For the listing below, give the number of lines in which "friendly" occurs. Add nothing.

» **RECORDS SHOWN**
(begin)

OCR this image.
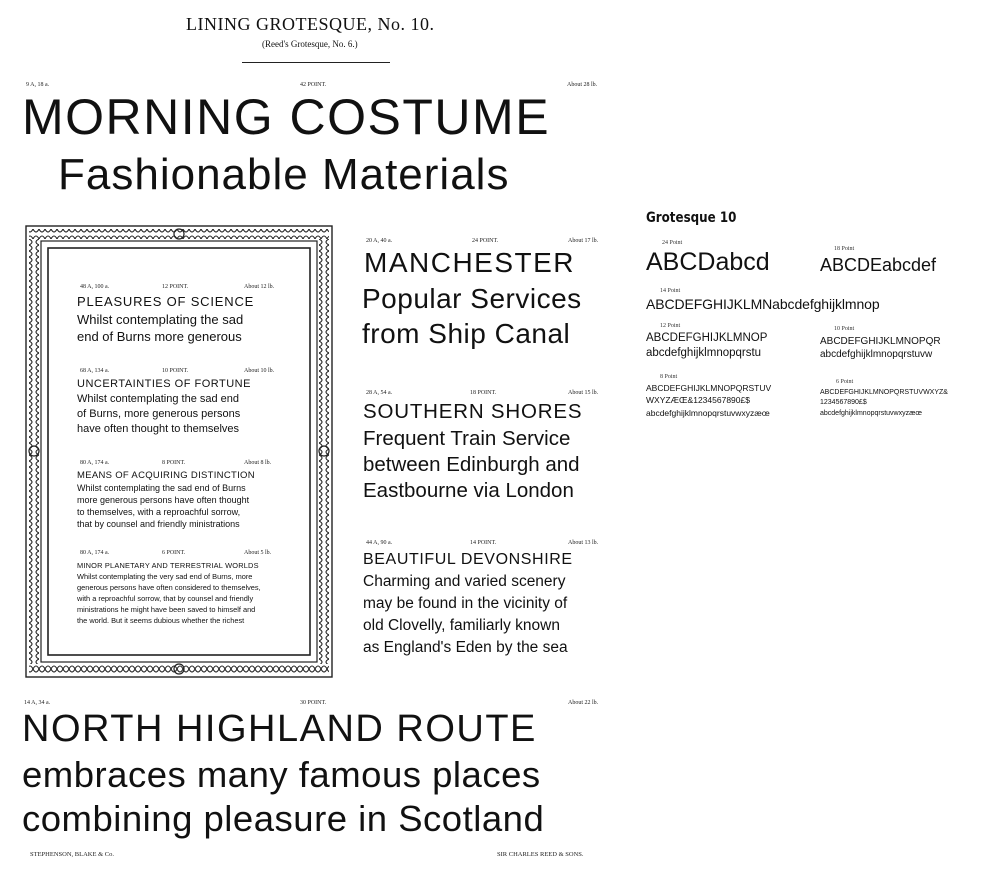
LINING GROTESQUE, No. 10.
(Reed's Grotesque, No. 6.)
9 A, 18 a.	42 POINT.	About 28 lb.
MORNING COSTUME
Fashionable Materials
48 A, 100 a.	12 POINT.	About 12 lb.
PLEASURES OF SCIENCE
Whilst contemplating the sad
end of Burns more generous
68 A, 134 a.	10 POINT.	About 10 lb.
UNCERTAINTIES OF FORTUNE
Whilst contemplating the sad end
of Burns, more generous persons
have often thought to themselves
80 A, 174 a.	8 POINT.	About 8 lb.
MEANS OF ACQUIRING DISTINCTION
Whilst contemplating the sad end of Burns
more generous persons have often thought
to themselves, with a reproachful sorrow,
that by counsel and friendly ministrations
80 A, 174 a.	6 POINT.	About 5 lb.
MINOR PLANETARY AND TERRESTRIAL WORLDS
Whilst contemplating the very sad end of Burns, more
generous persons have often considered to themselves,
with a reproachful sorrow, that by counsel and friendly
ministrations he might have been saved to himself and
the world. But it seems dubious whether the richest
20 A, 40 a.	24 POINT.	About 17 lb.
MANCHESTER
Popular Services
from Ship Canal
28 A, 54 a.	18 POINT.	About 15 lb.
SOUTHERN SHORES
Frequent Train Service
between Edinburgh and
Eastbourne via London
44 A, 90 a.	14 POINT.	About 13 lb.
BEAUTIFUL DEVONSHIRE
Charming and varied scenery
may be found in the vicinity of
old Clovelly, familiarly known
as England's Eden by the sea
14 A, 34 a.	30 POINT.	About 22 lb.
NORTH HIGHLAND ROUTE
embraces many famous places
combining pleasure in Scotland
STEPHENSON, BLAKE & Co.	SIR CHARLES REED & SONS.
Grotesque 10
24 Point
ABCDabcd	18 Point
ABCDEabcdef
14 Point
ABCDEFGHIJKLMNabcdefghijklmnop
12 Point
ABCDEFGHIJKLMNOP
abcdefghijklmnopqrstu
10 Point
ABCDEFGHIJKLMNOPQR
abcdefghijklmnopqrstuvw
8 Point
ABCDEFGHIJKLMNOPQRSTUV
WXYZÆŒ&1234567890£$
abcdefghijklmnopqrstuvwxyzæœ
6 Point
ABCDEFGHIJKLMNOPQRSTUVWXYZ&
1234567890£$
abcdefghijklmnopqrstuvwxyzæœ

(end)

» **RESULT**
2